* Problem requirements: Present the following entries again, word for word and in full.

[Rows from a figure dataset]

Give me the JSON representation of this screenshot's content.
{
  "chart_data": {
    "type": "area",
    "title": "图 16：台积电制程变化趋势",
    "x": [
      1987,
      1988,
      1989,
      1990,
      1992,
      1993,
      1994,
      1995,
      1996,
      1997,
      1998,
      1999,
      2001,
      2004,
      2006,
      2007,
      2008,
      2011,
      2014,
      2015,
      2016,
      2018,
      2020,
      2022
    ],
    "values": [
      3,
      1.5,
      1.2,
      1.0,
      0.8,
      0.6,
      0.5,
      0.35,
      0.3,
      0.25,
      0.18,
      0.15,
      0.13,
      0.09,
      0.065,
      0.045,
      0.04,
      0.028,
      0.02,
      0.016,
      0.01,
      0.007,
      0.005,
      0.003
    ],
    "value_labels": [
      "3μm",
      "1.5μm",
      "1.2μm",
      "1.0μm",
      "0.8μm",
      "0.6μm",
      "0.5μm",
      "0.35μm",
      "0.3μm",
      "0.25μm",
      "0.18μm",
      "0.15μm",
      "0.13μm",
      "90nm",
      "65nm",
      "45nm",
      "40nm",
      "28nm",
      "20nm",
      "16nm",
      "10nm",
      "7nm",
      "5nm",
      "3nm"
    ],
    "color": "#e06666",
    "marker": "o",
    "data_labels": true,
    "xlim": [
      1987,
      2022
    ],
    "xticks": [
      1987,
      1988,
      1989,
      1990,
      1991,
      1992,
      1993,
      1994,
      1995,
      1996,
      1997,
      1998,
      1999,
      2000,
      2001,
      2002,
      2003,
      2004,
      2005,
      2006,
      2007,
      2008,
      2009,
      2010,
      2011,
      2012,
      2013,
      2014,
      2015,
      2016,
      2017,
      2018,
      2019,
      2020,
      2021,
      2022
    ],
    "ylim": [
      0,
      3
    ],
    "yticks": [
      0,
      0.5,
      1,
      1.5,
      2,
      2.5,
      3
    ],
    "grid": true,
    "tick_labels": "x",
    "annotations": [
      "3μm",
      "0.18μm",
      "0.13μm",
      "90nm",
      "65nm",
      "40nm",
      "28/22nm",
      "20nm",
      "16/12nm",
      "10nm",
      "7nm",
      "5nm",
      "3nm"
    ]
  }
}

* Correct result:
Give me the JSON representation of this screenshot's content.
{
  "chart_data": {
    "type": "area",
    "title": "图 16：台积电制程变化趋势",
    "x": [
      1987,
      1988,
      1989,
      1990,
      1992,
      1993,
      1994,
      1995,
      1996,
      1997,
      1998,
      1999,
      2001,
      2004,
      2006,
      2007,
      2008,
      2011,
      2014,
      2015,
      2016,
      2018,
      2020,
      2022
    ],
    "values": [
      3,
      1.5,
      1.2,
      1.0,
      0.8,
      0.6,
      0.5,
      0.35,
      0.3,
      0.25,
      0.18,
      0.15,
      0.13,
      0.09,
      0.065,
      0.045,
      0.04,
      0.028,
      0.02,
      0.016,
      0.01,
      0.007,
      0.005,
      0.003
    ],
    "value_labels": [
      "3μm",
      "1.5μm",
      "1.2μm",
      "1.0μm",
      "0.8μm",
      "0.6μm",
      "0.5μm",
      "0.35μm",
      "0.3μm",
      "0.25μm",
      "0.18μm",
      "0.15μm",
      "0.13μm",
      "90nm",
      "65nm",
      "45nm",
      "40nm",
      "28nm",
      "20nm",
      "16nm",
      "10nm",
      "7nm",
      "5nm",
      "3nm"
    ],
    "color": "#e06666",
    "marker": "o",
    "data_labels": true,
    "xlim": [
      1987,
      2022
    ],
    "xticks": [
      1987,
      1988,
      1989,
      1990,
      1991,
      1992,
      1993,
      1994,
      1995,
      1996,
      1997,
      1998,
      1999,
      2000,
      2001,
      2002,
      2003,
      2004,
      2005,
      2006,
      2007,
      2008,
      2009,
      2010,
      2011,
      2012,
      2013,
      2014,
      2015,
      2016,
      2017,
      2018,
      2019,
      2020,
      2021,
      2022
    ],
    "ylim": [
      0,
      3
    ],
    "yticks": [
      0,
      0.5,
      1,
      1.5,
      2,
      2.5,
      3
    ],
    "grid": true,
    "tick_labels": "x",
    "annotations": [
      "3μm",
      "0.18μm",
      "0.13μm",
      "90nm",
      "65nm",
      "40nm",
      "28/22nm",
      "20nm",
      "16/12nm",
      "10nm",
      "7nm",
      "5nm",
      "3nm"
    ]
  }
}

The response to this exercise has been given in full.